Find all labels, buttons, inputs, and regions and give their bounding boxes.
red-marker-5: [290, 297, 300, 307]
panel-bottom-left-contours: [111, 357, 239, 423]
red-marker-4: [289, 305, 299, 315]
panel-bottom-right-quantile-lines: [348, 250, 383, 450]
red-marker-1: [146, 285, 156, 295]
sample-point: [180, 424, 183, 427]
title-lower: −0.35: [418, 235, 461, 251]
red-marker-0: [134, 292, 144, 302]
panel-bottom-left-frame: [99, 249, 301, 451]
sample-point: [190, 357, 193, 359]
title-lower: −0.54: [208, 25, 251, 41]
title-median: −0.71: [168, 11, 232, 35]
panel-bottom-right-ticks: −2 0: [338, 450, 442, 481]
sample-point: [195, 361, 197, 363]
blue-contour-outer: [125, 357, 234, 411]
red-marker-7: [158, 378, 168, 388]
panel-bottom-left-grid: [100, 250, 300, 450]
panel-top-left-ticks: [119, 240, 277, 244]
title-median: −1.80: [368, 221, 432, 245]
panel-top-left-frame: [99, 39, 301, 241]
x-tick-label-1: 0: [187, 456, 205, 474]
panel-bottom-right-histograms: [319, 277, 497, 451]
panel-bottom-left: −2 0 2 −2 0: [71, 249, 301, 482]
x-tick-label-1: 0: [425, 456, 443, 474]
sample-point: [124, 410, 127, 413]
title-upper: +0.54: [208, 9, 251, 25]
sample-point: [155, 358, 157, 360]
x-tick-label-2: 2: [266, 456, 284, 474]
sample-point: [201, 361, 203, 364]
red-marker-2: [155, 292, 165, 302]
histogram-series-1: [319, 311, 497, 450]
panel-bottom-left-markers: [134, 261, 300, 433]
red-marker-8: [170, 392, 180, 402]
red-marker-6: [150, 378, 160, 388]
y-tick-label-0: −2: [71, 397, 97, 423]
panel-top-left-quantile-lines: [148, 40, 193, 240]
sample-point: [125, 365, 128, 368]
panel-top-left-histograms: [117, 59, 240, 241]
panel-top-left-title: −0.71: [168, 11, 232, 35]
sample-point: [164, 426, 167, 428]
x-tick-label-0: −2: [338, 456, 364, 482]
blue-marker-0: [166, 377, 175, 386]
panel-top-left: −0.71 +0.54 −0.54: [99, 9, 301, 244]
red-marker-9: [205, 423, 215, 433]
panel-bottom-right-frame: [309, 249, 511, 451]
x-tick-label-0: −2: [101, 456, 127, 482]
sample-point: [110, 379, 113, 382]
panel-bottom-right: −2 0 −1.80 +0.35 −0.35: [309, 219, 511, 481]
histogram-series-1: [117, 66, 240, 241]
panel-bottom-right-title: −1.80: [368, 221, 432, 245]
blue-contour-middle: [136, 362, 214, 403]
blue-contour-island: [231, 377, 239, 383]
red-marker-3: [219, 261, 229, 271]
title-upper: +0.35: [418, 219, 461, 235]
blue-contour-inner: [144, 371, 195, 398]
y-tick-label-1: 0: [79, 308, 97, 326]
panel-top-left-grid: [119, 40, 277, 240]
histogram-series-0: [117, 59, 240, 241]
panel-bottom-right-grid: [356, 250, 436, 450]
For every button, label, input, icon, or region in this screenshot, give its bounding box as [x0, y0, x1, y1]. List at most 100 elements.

::::::::

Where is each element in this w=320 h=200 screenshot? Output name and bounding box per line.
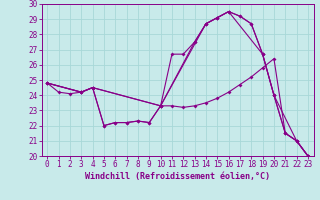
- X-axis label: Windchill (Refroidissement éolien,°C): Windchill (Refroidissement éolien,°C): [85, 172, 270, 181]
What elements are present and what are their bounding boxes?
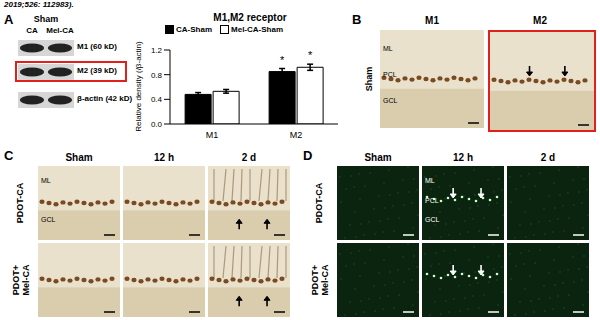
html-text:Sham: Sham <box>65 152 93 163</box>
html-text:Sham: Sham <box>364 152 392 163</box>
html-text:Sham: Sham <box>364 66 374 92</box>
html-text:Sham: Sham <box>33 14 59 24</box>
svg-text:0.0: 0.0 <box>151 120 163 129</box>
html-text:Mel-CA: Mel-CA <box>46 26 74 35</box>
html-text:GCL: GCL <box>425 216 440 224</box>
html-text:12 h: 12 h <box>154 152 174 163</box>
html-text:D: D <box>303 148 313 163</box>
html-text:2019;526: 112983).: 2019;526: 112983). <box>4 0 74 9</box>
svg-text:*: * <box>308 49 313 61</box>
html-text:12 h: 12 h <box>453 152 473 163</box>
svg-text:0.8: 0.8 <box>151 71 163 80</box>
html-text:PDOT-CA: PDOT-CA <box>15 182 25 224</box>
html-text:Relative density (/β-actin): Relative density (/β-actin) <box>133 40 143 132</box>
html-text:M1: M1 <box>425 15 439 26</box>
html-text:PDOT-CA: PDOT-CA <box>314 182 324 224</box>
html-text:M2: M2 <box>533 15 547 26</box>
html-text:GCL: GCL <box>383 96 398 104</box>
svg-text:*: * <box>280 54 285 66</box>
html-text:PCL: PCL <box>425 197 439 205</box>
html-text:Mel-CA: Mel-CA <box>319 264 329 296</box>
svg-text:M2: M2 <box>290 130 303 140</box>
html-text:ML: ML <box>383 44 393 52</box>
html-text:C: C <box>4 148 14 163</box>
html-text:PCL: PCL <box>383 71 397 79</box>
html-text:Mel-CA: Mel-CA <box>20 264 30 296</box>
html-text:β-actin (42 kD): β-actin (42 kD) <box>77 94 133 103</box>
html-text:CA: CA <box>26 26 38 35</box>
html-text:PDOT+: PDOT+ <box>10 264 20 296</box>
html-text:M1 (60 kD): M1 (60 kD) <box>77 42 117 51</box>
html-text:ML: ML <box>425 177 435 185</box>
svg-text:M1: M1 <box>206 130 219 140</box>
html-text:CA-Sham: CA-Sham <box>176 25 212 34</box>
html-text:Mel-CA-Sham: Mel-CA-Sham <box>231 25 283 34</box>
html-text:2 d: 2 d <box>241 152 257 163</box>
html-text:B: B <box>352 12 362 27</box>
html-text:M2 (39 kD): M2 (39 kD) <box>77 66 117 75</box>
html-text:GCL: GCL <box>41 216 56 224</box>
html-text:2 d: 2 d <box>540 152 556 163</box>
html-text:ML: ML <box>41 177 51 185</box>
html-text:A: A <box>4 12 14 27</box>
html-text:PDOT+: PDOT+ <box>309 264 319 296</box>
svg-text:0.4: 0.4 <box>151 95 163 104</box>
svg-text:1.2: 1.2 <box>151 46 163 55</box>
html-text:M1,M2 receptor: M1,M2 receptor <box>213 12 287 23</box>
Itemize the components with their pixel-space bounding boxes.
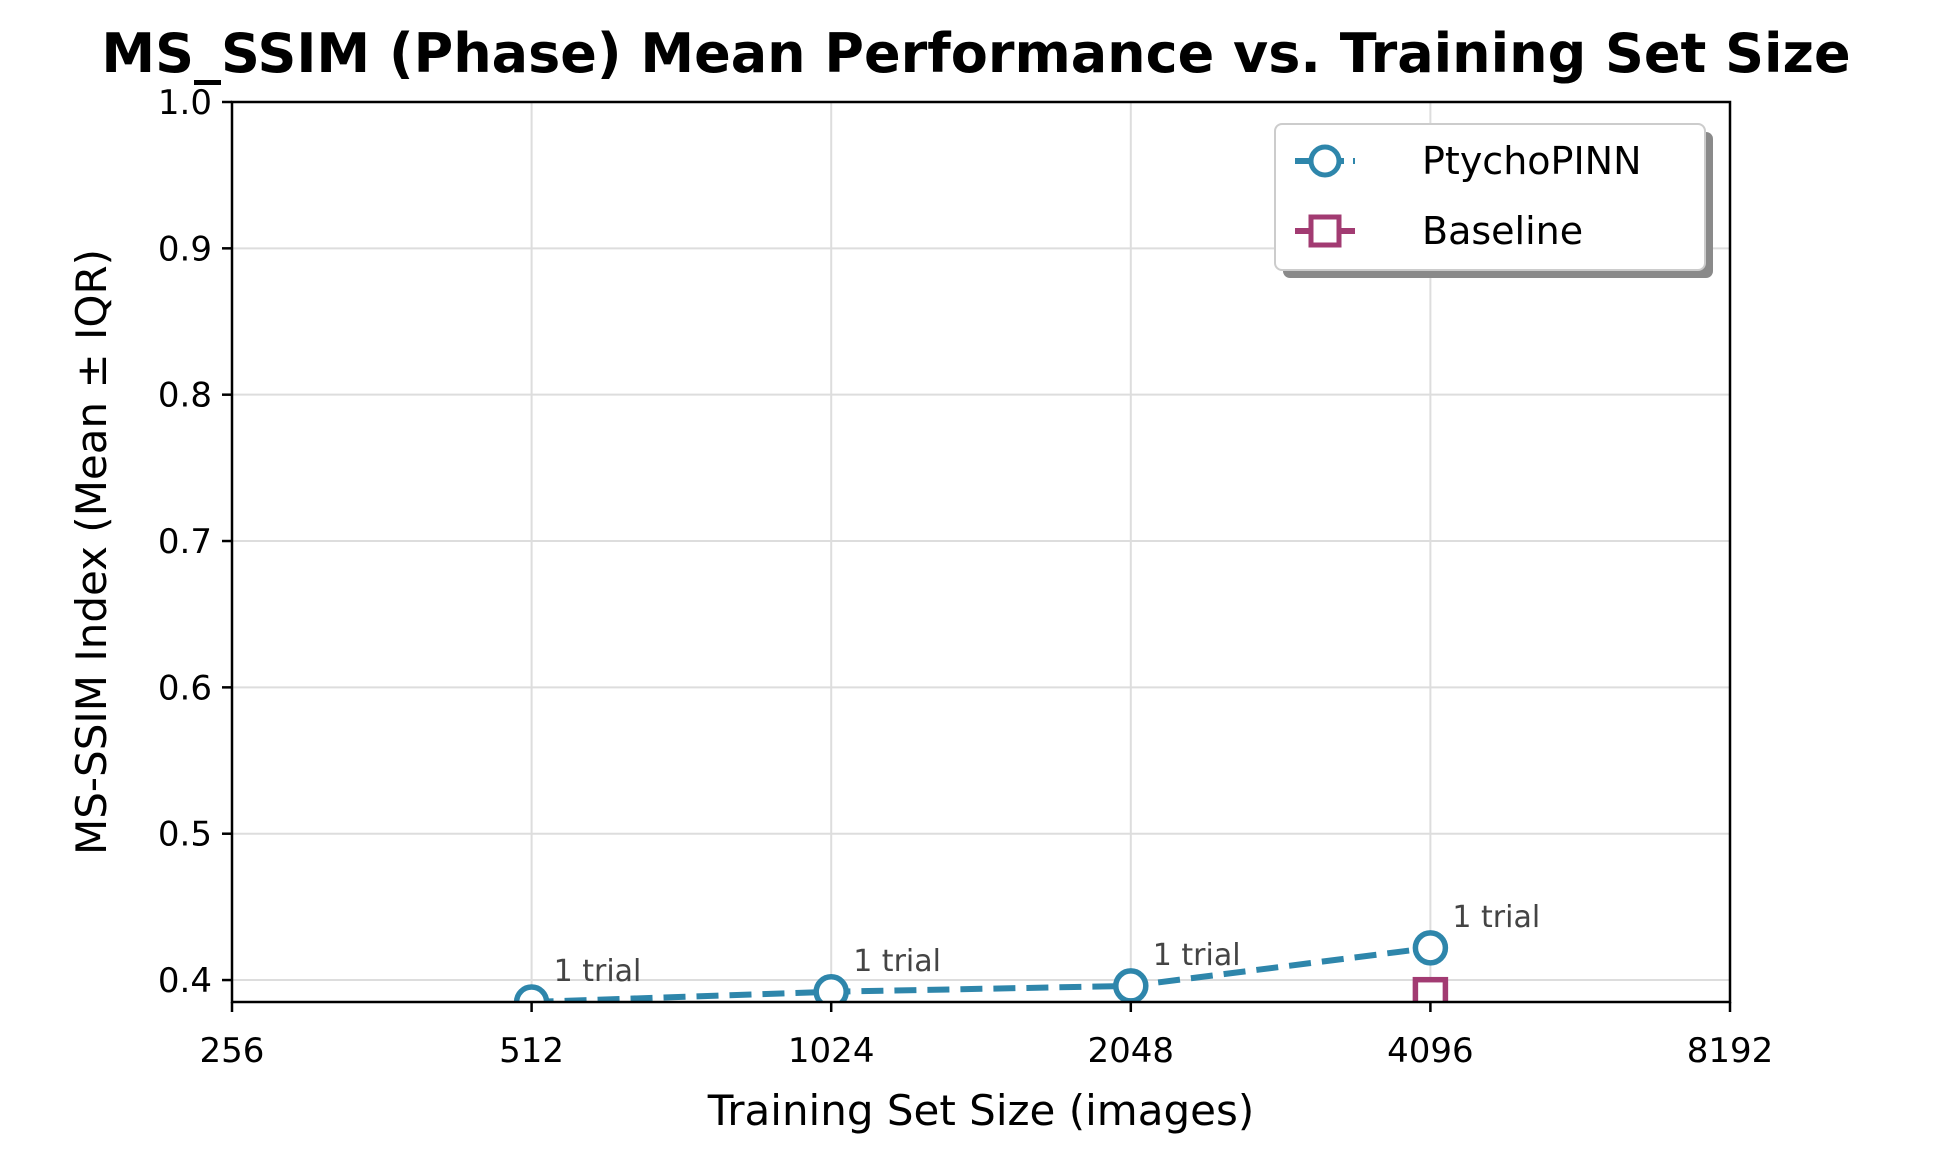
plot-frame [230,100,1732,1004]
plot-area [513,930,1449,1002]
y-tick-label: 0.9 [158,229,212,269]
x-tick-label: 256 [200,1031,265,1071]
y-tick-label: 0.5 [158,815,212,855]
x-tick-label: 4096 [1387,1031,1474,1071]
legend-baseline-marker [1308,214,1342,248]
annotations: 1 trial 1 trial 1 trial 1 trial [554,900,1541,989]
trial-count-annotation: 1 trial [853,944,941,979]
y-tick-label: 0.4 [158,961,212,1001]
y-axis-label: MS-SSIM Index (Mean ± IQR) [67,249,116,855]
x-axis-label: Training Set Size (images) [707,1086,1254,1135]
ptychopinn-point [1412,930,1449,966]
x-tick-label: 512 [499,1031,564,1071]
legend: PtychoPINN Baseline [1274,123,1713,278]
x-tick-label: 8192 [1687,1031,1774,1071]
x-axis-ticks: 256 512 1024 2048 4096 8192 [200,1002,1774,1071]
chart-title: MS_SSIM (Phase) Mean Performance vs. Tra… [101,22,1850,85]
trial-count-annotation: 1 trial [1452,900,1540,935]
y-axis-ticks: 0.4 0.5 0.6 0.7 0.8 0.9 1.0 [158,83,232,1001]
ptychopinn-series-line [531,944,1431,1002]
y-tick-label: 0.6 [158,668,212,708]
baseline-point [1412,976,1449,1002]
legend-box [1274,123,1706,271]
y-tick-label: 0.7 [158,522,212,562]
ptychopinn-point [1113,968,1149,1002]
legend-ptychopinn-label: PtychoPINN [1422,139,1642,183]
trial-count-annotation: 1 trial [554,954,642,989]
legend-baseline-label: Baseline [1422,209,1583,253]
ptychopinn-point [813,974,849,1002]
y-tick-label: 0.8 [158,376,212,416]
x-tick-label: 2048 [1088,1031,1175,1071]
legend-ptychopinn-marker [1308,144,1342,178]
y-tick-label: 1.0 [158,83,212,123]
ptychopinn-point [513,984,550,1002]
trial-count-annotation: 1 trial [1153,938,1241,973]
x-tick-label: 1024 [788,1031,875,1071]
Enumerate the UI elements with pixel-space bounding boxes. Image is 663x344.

::::::::

Copy out the lines from the one containing "Find all labels, buttons, inputs, and" through the one containing "panel-bottom-right-quantile-lines: [348, 250, 383, 450]", putting "box coordinates" in place of "bounding boxes" and changing nothing else.

Find all labels, buttons, inputs, and regions and give their box coordinates.
red-marker-5: [290, 297, 300, 307]
panel-bottom-left-contours: [111, 357, 239, 423]
red-marker-4: [289, 305, 299, 315]
panel-bottom-right-quantile-lines: [348, 250, 383, 450]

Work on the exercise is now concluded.